> _Work instructions_
Extract the complete listing and repeat it word for word.

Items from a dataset
....................
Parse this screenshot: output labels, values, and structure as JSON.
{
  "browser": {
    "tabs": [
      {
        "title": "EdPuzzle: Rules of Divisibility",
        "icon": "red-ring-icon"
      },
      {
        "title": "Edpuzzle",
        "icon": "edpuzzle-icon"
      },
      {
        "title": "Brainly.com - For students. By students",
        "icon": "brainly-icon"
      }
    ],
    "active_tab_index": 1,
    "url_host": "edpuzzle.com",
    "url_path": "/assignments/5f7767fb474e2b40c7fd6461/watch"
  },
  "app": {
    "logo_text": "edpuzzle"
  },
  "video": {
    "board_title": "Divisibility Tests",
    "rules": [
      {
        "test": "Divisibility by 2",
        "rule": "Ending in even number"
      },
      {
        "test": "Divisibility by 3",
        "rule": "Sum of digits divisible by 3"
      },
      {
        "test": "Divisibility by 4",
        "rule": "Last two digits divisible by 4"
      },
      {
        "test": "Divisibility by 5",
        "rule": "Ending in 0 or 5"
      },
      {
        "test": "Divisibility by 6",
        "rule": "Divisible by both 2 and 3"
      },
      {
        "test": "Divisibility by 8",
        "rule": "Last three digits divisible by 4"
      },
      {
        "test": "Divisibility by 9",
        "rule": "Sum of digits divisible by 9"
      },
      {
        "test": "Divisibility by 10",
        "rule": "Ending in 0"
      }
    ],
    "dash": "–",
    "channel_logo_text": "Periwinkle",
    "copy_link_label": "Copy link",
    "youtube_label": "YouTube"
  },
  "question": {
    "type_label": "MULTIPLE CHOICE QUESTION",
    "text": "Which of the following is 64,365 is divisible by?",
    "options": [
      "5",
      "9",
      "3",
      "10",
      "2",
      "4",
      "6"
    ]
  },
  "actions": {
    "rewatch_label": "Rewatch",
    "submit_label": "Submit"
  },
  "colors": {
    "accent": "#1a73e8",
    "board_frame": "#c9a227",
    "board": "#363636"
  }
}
....................
> _Solved problem_
Parse this screenshot: output labels, values, and structure as JSON.
{
  "browser": {
    "tabs": [
      {
        "title": "EdPuzzle: Rules of Divisibility",
        "icon": "red-ring-icon"
      },
      {
        "title": "Edpuzzle",
        "icon": "edpuzzle-icon"
      },
      {
        "title": "Brainly.com - For students. By students",
        "icon": "brainly-icon"
      }
    ],
    "active_tab_index": 1,
    "url_host": "edpuzzle.com",
    "url_path": "/assignments/5f7767fb474e2b40c7fd6461/watch"
  },
  "app": {
    "logo_text": "edpuzzle"
  },
  "video": {
    "board_title": "Divisibility Tests",
    "rules": [
      {
        "test": "Divisibility by 2",
        "rule": "Ending in even number"
      },
      {
        "test": "Divisibility by 3",
        "rule": "Sum of digits divisible by 3"
      },
      {
        "test": "Divisibility by 4",
        "rule": "Last two digits divisible by 4"
      },
      {
        "test": "Divisibility by 5",
        "rule": "Ending in 0 or 5"
      },
      {
        "test": "Divisibility by 6",
        "rule": "Divisible by both 2 and 3"
      },
      {
        "test": "Divisibility by 8",
        "rule": "Last three digits divisible by 4"
      },
      {
        "test": "Divisibility by 9",
        "rule": "Sum of digits divisible by 9"
      },
      {
        "test": "Divisibility by 10",
        "rule": "Ending in 0"
      }
    ],
    "dash": "–",
    "channel_logo_text": "Periwinkle",
    "copy_link_label": "Copy link",
    "youtube_label": "YouTube"
  },
  "question": {
    "type_label": "MULTIPLE CHOICE QUESTION",
    "text": "Which of the following is 64,365 is divisible by?",
    "options": [
      "5",
      "9",
      "3",
      "10",
      "2",
      "4",
      "6"
    ]
  },
  "actions": {
    "rewatch_label": "Rewatch",
    "submit_label": "Submit"
  },
  "colors": {
    "accent": "#1a73e8",
    "board_frame": "#c9a227",
    "board": "#363636"
  }
}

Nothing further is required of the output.